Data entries
....

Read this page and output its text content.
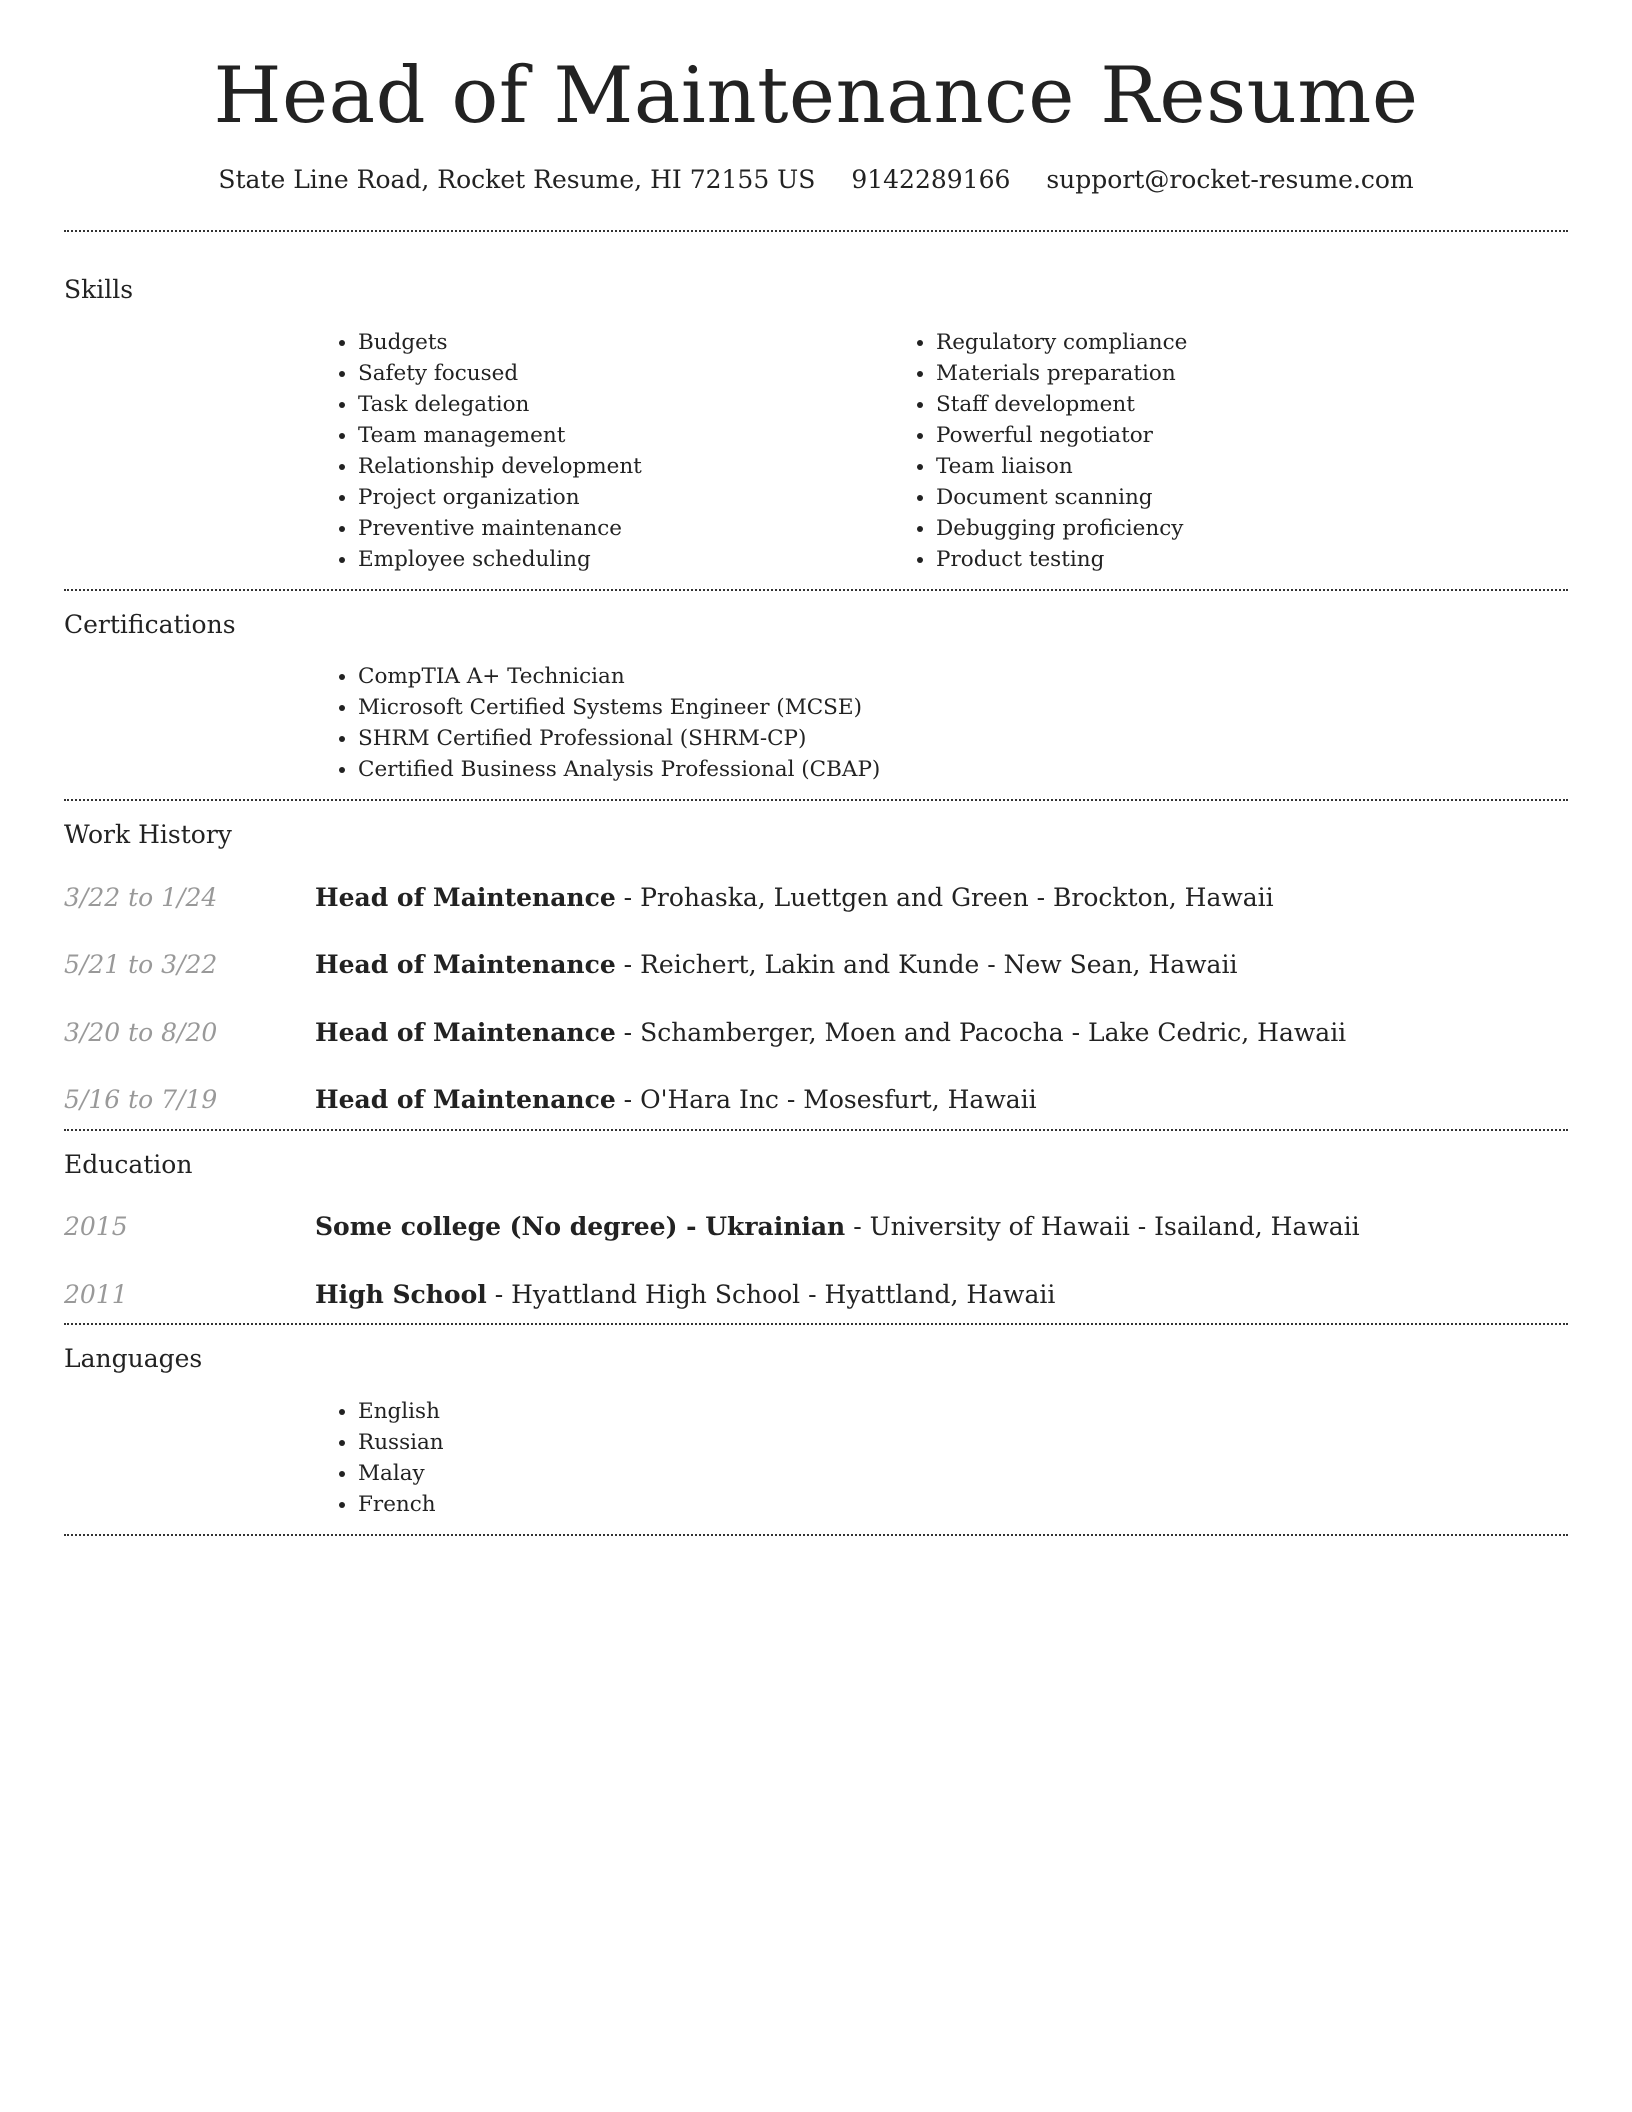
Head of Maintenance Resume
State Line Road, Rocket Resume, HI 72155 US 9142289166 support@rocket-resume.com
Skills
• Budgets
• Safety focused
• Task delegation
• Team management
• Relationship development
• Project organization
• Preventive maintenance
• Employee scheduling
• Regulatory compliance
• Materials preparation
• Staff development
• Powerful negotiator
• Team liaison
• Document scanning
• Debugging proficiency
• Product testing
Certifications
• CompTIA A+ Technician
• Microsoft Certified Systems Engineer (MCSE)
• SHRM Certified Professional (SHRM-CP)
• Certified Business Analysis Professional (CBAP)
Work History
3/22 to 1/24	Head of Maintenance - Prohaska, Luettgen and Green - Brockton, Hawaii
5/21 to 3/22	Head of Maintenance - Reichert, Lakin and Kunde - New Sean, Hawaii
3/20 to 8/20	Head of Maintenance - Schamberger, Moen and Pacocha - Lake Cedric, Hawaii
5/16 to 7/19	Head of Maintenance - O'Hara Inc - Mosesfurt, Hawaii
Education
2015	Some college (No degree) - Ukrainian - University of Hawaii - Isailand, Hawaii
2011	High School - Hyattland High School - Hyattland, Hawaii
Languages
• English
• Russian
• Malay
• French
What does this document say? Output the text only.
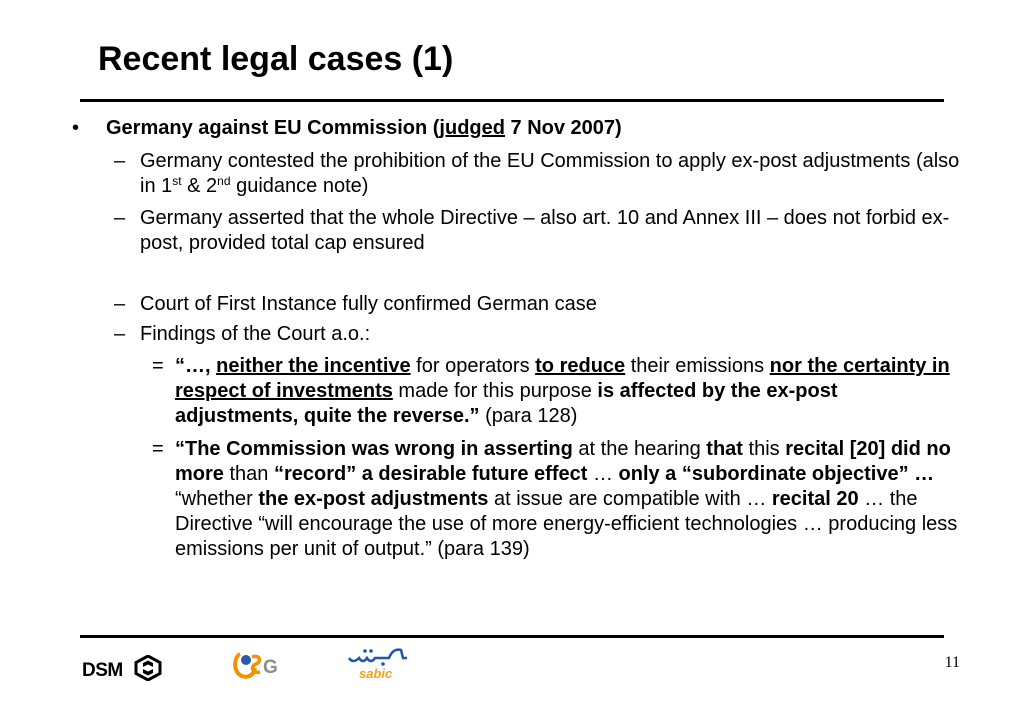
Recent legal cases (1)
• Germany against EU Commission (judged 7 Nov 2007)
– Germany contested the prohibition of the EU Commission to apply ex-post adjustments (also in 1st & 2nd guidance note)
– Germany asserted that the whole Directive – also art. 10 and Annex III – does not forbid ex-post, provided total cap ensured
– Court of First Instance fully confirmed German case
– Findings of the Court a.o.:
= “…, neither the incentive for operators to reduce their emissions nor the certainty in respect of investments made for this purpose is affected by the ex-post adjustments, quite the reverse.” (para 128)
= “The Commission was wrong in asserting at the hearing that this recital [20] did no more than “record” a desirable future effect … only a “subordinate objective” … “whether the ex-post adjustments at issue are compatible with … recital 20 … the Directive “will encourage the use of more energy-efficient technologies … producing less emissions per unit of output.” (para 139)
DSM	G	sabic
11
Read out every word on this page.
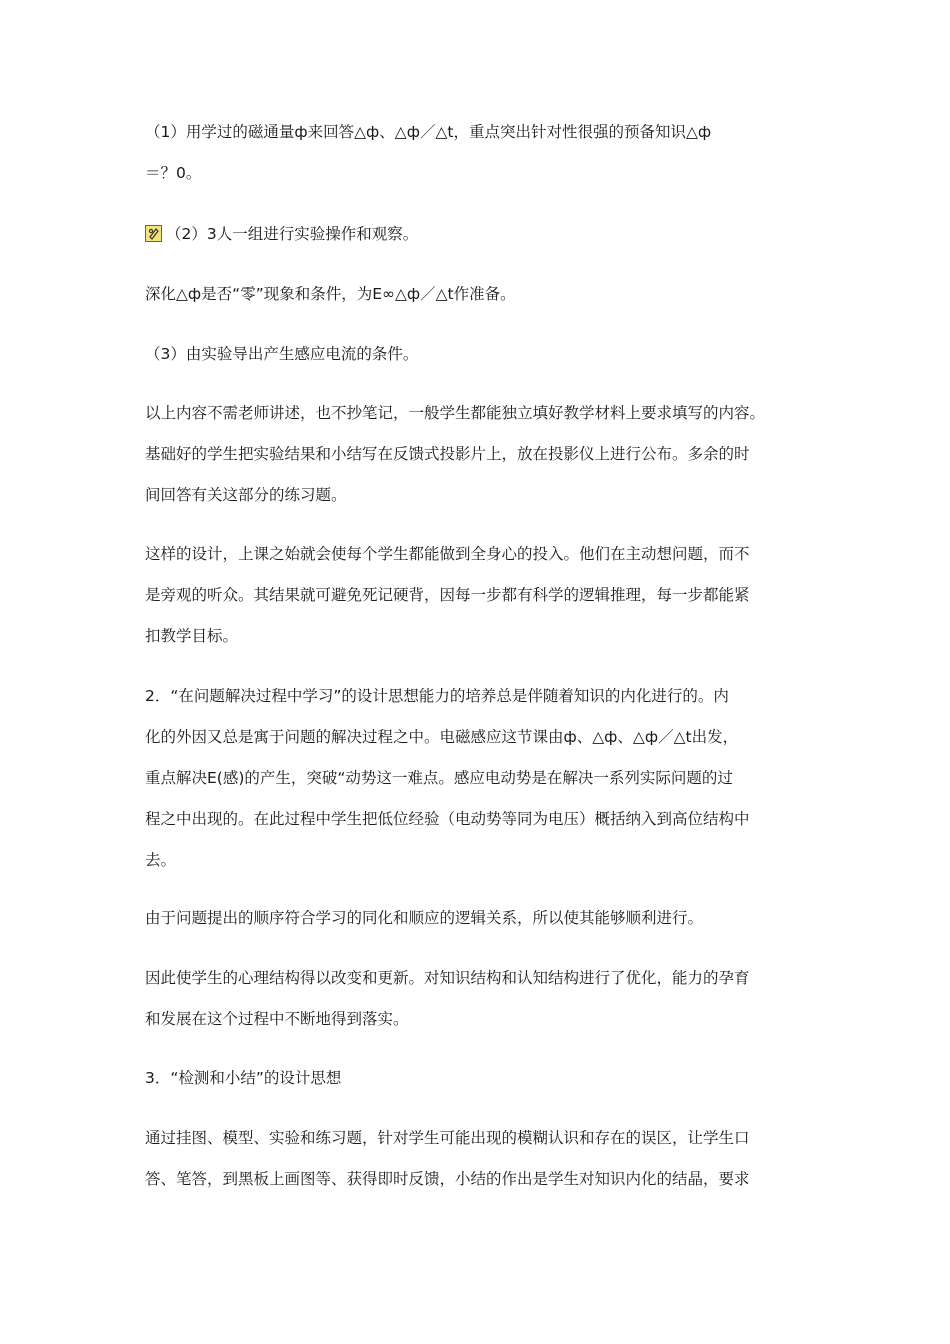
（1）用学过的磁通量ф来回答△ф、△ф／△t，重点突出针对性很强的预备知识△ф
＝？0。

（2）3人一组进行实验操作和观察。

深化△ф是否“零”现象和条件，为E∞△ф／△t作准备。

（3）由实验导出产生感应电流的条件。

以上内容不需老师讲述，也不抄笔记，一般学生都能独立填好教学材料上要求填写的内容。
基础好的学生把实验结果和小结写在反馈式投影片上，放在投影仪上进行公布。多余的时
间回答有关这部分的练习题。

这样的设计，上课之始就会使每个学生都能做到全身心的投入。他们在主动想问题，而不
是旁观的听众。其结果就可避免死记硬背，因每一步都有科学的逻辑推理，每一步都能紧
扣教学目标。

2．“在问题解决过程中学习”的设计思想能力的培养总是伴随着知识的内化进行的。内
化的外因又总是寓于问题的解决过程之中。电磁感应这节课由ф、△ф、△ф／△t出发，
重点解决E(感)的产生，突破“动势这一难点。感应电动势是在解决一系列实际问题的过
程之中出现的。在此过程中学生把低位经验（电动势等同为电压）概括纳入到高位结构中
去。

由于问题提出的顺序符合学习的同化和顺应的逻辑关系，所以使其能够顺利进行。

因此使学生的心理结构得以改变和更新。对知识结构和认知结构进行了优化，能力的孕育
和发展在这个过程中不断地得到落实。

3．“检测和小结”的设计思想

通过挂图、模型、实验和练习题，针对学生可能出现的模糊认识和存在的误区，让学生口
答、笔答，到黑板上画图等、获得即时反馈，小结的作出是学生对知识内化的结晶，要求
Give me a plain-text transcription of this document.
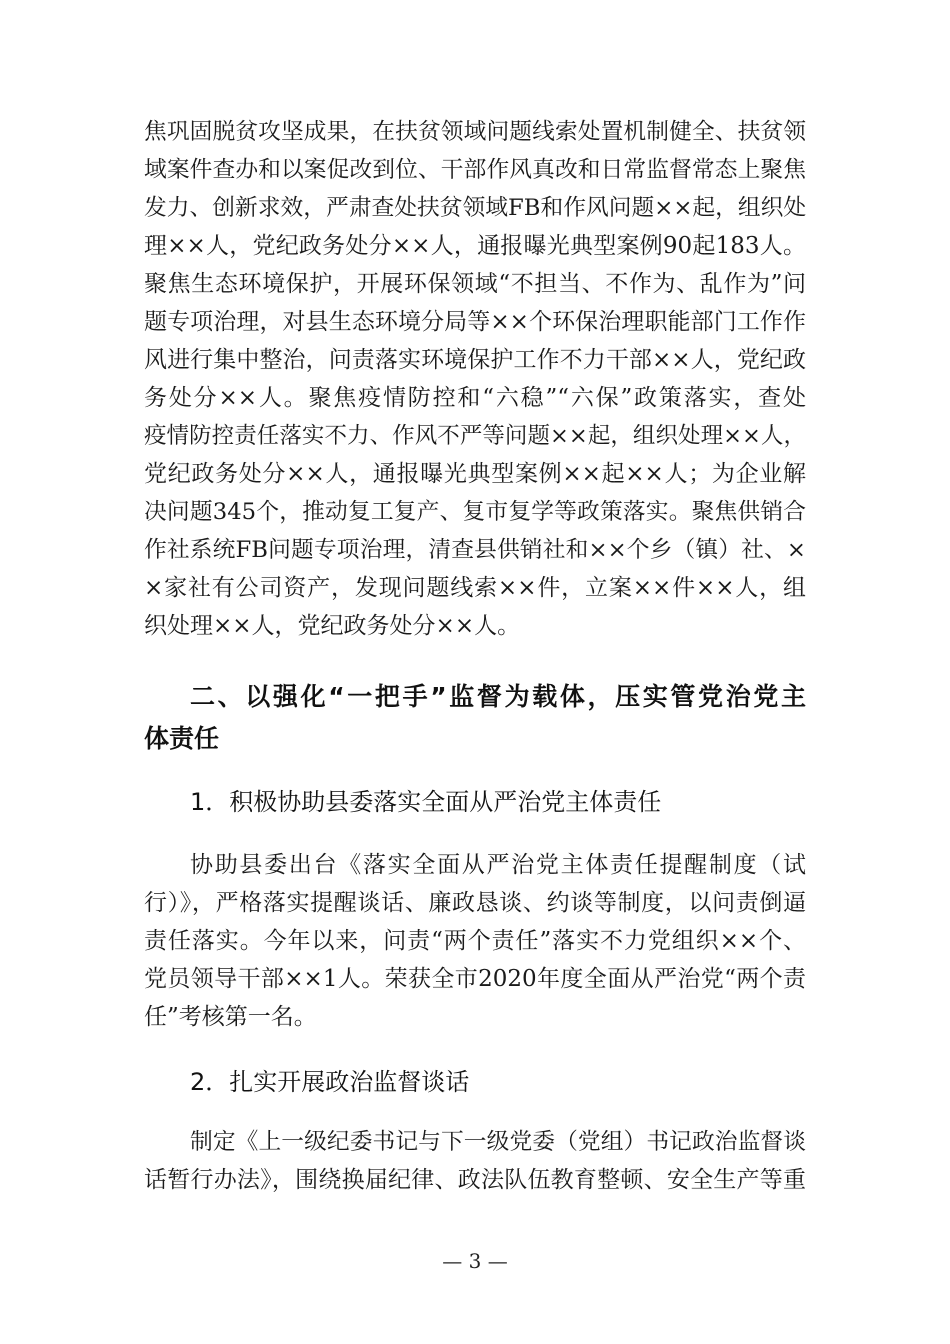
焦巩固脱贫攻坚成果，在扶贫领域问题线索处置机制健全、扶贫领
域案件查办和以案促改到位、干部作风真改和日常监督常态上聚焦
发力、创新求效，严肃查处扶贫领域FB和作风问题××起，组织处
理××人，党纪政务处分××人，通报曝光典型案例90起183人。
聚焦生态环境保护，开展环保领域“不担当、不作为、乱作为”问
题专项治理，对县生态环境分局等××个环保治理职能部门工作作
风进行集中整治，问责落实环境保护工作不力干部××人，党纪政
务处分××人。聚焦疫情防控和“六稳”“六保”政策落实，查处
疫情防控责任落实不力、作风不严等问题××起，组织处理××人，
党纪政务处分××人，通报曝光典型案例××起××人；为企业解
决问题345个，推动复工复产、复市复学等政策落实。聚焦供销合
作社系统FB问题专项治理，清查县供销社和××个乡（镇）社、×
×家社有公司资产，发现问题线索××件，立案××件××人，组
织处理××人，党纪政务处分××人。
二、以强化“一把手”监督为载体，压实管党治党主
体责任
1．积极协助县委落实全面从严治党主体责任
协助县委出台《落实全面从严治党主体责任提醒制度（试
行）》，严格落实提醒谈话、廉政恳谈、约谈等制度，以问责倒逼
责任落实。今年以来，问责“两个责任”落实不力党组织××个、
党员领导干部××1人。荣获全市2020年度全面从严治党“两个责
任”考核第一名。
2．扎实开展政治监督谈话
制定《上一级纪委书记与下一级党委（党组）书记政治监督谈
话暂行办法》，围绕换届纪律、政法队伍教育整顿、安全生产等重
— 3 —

....

Given problem: Quote verbatim every line starting at the line that contains "Give me a plain-text" and ending with the last line of the records; omit all pictures.

Task response:
Give me a plain-text transcription of this document.
焦巩固脱贫攻坚成果，在扶贫领域问题线索处置机制健全、扶贫领
域案件查办和以案促改到位、干部作风真改和日常监督常态上聚焦
发力、创新求效，严肃查处扶贫领域FB和作风问题××起，组织处
理××人，党纪政务处分××人，通报曝光典型案例90起183人。
聚焦生态环境保护，开展环保领域“不担当、不作为、乱作为”问
题专项治理，对县生态环境分局等××个环保治理职能部门工作作
风进行集中整治，问责落实环境保护工作不力干部××人，党纪政
务处分××人。聚焦疫情防控和“六稳”“六保”政策落实，查处
疫情防控责任落实不力、作风不严等问题××起，组织处理××人，
党纪政务处分××人，通报曝光典型案例××起××人；为企业解
决问题345个，推动复工复产、复市复学等政策落实。聚焦供销合
作社系统FB问题专项治理，清查县供销社和××个乡（镇）社、×
×家社有公司资产，发现问题线索××件，立案××件××人，组
织处理××人，党纪政务处分××人。
二、以强化“一把手”监督为载体，压实管党治党主
体责任
1．积极协助县委落实全面从严治党主体责任
协助县委出台《落实全面从严治党主体责任提醒制度（试
行）》，严格落实提醒谈话、廉政恳谈、约谈等制度，以问责倒逼
责任落实。今年以来，问责“两个责任”落实不力党组织××个、
党员领导干部××1人。荣获全市2020年度全面从严治党“两个责
任”考核第一名。
2．扎实开展政治监督谈话
制定《上一级纪委书记与下一级党委（党组）书记政治监督谈
话暂行办法》，围绕换届纪律、政法队伍教育整顿、安全生产等重
— 3 —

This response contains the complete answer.